**Short task:**
Retype exactly the stretch of lines that begins at the line containing "Decode this image" and ends at the last line of the data, with no other lines.

[Begin Available records]

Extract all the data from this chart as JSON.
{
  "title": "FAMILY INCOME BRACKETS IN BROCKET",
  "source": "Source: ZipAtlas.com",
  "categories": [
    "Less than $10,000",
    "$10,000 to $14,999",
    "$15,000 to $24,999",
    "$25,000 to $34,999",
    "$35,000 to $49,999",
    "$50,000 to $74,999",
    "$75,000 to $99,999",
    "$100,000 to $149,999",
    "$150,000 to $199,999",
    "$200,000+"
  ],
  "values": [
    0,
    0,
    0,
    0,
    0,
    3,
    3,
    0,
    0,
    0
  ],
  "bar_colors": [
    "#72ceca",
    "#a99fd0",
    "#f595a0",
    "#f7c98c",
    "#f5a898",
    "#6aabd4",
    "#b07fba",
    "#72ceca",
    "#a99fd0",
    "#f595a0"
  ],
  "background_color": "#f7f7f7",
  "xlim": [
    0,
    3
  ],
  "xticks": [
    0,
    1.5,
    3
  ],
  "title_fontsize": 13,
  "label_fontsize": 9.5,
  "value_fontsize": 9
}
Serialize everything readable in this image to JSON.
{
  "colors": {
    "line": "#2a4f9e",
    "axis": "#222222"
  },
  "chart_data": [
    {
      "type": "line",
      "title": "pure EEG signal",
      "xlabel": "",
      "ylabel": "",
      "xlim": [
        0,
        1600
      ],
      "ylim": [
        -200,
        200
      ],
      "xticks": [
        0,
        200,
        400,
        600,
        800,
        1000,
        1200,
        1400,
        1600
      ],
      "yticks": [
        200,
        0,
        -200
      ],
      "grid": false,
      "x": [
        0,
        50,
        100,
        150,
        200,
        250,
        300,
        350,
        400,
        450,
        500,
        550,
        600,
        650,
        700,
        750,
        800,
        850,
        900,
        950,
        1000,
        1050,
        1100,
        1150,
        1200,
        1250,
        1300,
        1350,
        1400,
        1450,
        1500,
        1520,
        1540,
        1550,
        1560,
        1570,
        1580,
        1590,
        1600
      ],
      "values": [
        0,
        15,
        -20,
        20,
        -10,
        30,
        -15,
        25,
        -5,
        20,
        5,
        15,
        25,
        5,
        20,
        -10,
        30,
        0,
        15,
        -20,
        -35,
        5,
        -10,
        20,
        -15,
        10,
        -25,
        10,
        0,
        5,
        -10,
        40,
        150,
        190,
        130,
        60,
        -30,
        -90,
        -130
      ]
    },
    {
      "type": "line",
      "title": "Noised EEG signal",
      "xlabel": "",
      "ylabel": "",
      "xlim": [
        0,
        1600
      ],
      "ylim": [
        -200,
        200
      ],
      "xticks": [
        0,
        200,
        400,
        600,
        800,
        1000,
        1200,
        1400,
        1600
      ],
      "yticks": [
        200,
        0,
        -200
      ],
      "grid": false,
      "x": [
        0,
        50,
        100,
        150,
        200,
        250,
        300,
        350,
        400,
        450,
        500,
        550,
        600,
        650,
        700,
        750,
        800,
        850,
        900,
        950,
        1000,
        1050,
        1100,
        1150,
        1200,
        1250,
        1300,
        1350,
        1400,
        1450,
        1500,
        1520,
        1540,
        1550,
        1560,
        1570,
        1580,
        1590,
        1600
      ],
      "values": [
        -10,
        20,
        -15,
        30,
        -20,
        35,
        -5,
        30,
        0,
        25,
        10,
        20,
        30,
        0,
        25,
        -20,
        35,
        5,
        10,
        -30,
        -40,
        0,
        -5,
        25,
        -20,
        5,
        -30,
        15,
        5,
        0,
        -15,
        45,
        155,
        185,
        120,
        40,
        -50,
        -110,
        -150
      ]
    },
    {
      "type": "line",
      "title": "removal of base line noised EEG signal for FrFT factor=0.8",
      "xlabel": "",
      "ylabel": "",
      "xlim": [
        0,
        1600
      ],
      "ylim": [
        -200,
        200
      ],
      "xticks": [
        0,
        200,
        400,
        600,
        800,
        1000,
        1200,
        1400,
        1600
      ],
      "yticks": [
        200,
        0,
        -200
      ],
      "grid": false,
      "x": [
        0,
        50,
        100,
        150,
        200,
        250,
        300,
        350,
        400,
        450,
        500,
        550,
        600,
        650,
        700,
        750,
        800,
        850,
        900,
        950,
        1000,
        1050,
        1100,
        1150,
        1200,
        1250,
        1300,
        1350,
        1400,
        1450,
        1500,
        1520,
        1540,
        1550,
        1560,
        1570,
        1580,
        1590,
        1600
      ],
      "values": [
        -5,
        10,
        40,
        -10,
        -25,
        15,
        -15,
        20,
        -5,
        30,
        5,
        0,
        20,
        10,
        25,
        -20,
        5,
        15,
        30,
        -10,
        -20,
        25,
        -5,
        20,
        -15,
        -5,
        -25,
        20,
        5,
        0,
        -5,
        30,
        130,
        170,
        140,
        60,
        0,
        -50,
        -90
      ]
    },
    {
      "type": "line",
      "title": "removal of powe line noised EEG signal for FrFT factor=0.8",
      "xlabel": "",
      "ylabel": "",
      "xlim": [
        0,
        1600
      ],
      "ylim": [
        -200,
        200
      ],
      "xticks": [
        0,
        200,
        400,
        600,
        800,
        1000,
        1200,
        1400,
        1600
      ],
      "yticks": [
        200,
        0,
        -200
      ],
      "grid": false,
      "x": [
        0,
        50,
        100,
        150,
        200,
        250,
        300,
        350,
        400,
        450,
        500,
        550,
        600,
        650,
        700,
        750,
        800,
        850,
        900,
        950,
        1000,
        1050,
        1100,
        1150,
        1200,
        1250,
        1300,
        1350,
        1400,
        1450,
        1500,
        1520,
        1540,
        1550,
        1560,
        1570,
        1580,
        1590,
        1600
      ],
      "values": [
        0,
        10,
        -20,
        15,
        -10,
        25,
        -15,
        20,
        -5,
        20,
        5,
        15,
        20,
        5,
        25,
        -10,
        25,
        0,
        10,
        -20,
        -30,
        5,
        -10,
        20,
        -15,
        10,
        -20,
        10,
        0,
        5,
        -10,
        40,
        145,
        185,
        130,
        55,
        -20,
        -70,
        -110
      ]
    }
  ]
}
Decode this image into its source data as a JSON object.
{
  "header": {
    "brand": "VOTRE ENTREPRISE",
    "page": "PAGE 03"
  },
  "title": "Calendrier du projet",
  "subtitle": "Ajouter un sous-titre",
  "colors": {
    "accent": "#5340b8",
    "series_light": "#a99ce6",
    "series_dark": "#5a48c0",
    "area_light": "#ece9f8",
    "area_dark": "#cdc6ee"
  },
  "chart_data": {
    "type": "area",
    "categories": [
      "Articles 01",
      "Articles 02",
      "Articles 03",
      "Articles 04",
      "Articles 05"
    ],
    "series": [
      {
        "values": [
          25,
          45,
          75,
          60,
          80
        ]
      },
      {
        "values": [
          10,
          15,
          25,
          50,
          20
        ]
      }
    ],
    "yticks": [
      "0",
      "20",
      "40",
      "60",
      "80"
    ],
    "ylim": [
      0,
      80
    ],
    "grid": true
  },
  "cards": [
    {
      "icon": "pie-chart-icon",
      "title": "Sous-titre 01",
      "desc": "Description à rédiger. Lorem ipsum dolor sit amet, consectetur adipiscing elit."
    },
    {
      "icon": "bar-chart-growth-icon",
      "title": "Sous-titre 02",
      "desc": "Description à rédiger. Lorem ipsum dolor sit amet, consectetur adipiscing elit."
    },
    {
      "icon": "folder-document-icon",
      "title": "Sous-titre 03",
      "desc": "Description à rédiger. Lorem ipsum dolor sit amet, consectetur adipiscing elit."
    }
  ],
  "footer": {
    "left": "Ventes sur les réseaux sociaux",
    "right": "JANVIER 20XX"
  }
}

[End Available records]

**Correct output:**
Decode this image into its source data as a JSON object.
{
  "header": {
    "brand": "VOTRE ENTREPRISE",
    "page": "PAGE 03"
  },
  "title": "Calendrier du projet",
  "subtitle": "Ajouter un sous-titre",
  "colors": {
    "accent": "#5340b8",
    "series_light": "#a99ce6",
    "series_dark": "#5a48c0",
    "area_light": "#ece9f8",
    "area_dark": "#cdc6ee"
  },
  "chart_data": {
    "type": "area",
    "categories": [
      "Articles 01",
      "Articles 02",
      "Articles 03",
      "Articles 04",
      "Articles 05"
    ],
    "series": [
      {
        "values": [
          25,
          45,
          75,
          60,
          80
        ]
      },
      {
        "values": [
          10,
          15,
          25,
          50,
          20
        ]
      }
    ],
    "yticks": [
      "0",
      "20",
      "40",
      "60",
      "80"
    ],
    "ylim": [
      0,
      80
    ],
    "grid": true
  },
  "cards": [
    {
      "icon": "pie-chart-icon",
      "title": "Sous-titre 01",
      "desc": "Description à rédiger. Lorem ipsum dolor sit amet, consectetur adipiscing elit."
    },
    {
      "icon": "bar-chart-growth-icon",
      "title": "Sous-titre 02",
      "desc": "Description à rédiger. Lorem ipsum dolor sit amet, consectetur adipiscing elit."
    },
    {
      "icon": "folder-document-icon",
      "title": "Sous-titre 03",
      "desc": "Description à rédiger. Lorem ipsum dolor sit amet, consectetur adipiscing elit."
    }
  ],
  "footer": {
    "left": "Ventes sur les réseaux sociaux",
    "right": "JANVIER 20XX"
  }
}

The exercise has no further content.